- _What this task involves_
Report all lines holding "นเอง".

- _Material for this task_
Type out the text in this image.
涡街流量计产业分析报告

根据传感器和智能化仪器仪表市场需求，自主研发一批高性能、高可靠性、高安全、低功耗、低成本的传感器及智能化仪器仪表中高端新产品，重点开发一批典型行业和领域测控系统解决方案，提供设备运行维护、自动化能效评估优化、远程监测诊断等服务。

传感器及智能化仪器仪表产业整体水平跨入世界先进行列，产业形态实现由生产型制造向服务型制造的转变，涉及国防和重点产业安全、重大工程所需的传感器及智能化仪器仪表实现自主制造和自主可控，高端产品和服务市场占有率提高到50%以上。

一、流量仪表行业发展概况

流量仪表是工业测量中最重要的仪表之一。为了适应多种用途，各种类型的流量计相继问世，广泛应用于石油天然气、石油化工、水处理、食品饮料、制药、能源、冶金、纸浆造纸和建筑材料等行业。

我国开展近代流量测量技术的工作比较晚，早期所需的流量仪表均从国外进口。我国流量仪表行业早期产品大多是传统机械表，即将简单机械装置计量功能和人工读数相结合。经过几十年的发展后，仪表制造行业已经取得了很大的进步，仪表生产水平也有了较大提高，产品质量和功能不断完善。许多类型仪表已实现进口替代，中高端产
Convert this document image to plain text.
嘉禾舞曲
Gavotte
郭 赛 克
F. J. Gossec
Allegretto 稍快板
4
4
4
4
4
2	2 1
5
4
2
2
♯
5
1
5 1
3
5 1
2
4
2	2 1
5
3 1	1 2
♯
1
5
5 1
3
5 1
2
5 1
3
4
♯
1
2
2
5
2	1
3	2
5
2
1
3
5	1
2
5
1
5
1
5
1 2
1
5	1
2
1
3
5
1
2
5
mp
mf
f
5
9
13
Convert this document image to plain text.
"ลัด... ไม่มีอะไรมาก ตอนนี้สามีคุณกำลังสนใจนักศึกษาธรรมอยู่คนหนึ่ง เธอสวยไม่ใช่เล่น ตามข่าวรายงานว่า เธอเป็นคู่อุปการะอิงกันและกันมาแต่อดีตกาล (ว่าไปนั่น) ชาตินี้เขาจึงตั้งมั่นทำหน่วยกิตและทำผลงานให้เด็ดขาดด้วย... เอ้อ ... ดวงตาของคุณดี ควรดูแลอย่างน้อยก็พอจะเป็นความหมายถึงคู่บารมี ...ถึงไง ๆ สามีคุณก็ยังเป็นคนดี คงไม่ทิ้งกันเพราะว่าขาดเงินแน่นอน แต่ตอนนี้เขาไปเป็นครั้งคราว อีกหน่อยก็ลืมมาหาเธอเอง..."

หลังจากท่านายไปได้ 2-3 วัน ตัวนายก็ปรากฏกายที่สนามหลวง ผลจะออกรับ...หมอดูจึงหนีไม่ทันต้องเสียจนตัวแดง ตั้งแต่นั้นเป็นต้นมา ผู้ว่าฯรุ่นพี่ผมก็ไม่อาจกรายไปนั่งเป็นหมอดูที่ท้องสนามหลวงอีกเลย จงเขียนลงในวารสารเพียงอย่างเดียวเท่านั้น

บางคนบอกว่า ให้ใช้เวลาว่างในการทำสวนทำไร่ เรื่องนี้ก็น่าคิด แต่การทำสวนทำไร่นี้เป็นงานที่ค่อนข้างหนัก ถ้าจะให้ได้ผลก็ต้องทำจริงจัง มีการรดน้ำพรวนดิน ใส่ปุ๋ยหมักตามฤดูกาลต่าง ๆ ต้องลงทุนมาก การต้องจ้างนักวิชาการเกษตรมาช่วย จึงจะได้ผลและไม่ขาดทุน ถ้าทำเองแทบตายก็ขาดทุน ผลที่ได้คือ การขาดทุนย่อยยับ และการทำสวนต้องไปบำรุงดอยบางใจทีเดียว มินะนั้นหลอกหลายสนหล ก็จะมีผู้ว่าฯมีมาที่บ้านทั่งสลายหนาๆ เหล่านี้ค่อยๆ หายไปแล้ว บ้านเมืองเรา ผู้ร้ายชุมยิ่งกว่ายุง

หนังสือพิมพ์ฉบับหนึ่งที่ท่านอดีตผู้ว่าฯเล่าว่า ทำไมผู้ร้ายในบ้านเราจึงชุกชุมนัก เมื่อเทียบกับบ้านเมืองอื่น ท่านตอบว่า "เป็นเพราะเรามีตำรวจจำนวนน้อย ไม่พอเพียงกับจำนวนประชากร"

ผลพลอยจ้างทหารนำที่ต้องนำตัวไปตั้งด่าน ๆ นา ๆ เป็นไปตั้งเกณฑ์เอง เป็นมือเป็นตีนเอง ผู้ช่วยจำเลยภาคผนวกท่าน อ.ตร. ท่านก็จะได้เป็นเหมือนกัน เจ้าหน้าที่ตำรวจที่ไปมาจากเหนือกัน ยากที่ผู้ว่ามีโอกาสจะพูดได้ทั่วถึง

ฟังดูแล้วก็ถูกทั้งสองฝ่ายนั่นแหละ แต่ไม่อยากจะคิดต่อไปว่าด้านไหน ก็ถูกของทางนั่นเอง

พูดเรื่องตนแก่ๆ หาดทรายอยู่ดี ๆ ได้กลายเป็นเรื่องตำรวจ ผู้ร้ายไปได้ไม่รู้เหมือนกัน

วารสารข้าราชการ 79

- _Response to this task_
ผลพลอยจ้างทหารนำที่ต้องนำตัวไปตั้งด่าน ๆ นา ๆ เป็นไปตั้งเกณฑ์เอง เป็นมือเป็นตีนเอง ผู้ช่วยจำเลยภาคผนวกท่าน อ.ตร. ท่านก็จะได้เป็นเหมือนกัน เจ้าหน้าที่ตำรวจที่ไปมาจากเหนือกัน ยากที่ผู้ว่ามีโอกาสจะพูดได้ทั่วถึง
ฟังดูแล้วก็ถูกทั้งสองฝ่ายนั่นแหละ แต่ไม่อยากจะคิดต่อไปว่าด้านไหน ก็ถูกของทางนั่นเอง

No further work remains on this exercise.